Task details
Restate the whole listing word for word. Pictures are left out.

Entries shown
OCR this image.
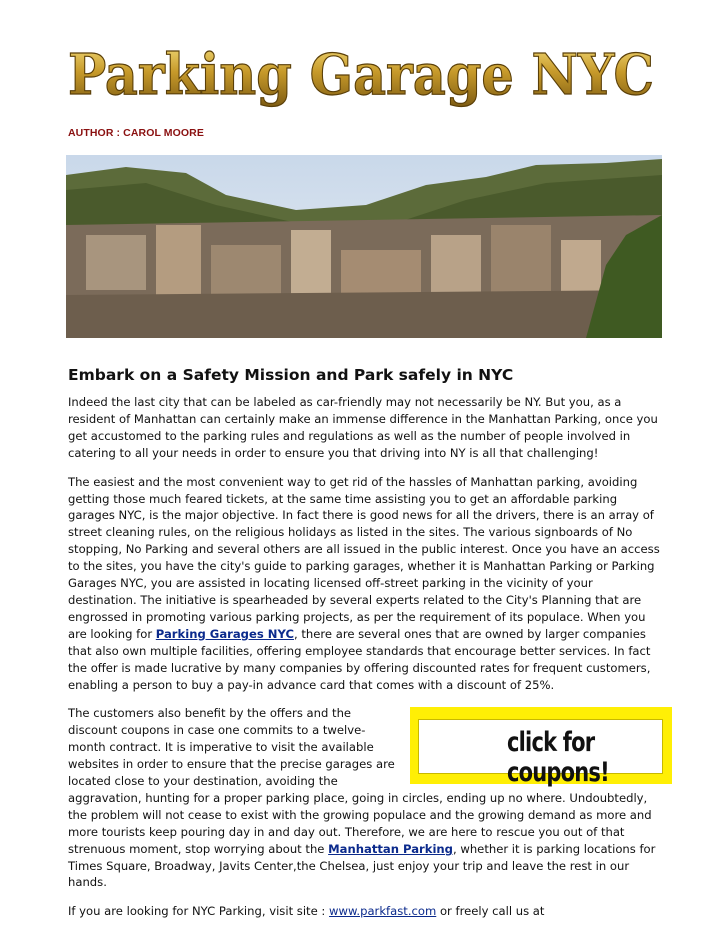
Parking Garage NYC
AUTHOR : CAROL MOORE
Embark on a Safety Mission and Park safely in NYC

Indeed the last city that can be labeled as car-friendly may not necessarily be NY. But you, as a resident of Manhattan can certainly make an immense difference in the Manhattan Parking, once you get accustomed to the parking rules and regulations as well as the number of people involved in catering to all your needs in order to ensure you that driving into NY is all that challenging!

The easiest and the most convenient way to get rid of the hassles of Manhattan parking, avoiding getting those much feared tickets, at the same time assisting you to get an affordable parking garages NYC, is the major objective. In fact there is good news for all the drivers, there is an array of street cleaning rules, on the religious holidays as listed in the sites. The various signboards of No stopping, No Parking and several others are all issued in the public interest. Once you have an access to the sites, you have the city's guide to parking garages, whether it is Manhattan Parking or Parking Garages NYC, you are assisted in locating licensed off-street parking in the vicinity of your destination. The initiative is spearheaded by several experts related to the City's Planning that are engrossed in promoting various parking projects, as per the requirement of its populace. When you are looking for Parking Garages NYC, there are several ones that are owned by larger companies that also own multiple facilities, offering employee standards that encourage better services. In fact the offer is made lucrative by many companies by offering discounted rates for frequent customers, enabling a person to buy a pay-in advance card that comes with a discount of 25%.

click for coupons!

The customers also benefit by the offers and the discount coupons in case one commits to a twelve-month contract. It is imperative to visit the available websites in order to ensure that the precise garages are located close to your destination, avoiding the aggravation, hunting for a proper parking place, going in circles, ending up no where. Undoubtedly, the problem will not cease to exist with the growing populace and the growing demand as more and more tourists keep pouring day in and day out. Therefore, we are here to rescue you out of that strenuous moment, stop worrying about the Manhattan Parking, whether it is parking locations for Times Square, Broadway, Javits Center,the Chelsea, just enjoy your trip and leave the rest in our hands.

If you are looking for NYC Parking, visit site : www.parkfast.com or freely call us at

Result
OCR this image.
Parking Garage NYC
AUTHOR : CAROL MOORE
Embark on a Safety Mission and Park safely in NYC

Indeed the last city that can be labeled as car-friendly may not necessarily be NY. But you, as a resident of Manhattan can certainly make an immense difference in the Manhattan Parking, once you get accustomed to the parking rules and regulations as well as the number of people involved in catering to all your needs in order to ensure you that driving into NY is all that challenging!

The easiest and the most convenient way to get rid of the hassles of Manhattan parking, avoiding getting those much feared tickets, at the same time assisting you to get an affordable parking garages NYC, is the major objective. In fact there is good news for all the drivers, there is an array of street cleaning rules, on the religious holidays as listed in the sites. The various signboards of No stopping, No Parking and several others are all issued in the public interest. Once you have an access to the sites, you have the city's guide to parking garages, whether it is Manhattan Parking or Parking Garages NYC, you are assisted in locating licensed off-street parking in the vicinity of your destination. The initiative is spearheaded by several experts related to the City's Planning that are engrossed in promoting various parking projects, as per the requirement of its populace. When you are looking for Parking Garages NYC, there are several ones that are owned by larger companies that also own multiple facilities, offering employee standards that encourage better services. In fact the offer is made lucrative by many companies by offering discounted rates for frequent customers, enabling a person to buy a pay-in advance card that comes with a discount of 25%.

click for coupons!

The customers also benefit by the offers and the discount coupons in case one commits to a twelve-month contract. It is imperative to visit the available websites in order to ensure that the precise garages are located close to your destination, avoiding the aggravation, hunting for a proper parking place, going in circles, ending up no where. Undoubtedly, the problem will not cease to exist with the growing populace and the growing demand as more and more tourists keep pouring day in and day out. Therefore, we are here to rescue you out of that strenuous moment, stop worrying about the Manhattan Parking, whether it is parking locations for Times Square, Broadway, Javits Center,the Chelsea, just enjoy your trip and leave the rest in our hands.

If you are looking for NYC Parking, visit site : www.parkfast.com or freely call us at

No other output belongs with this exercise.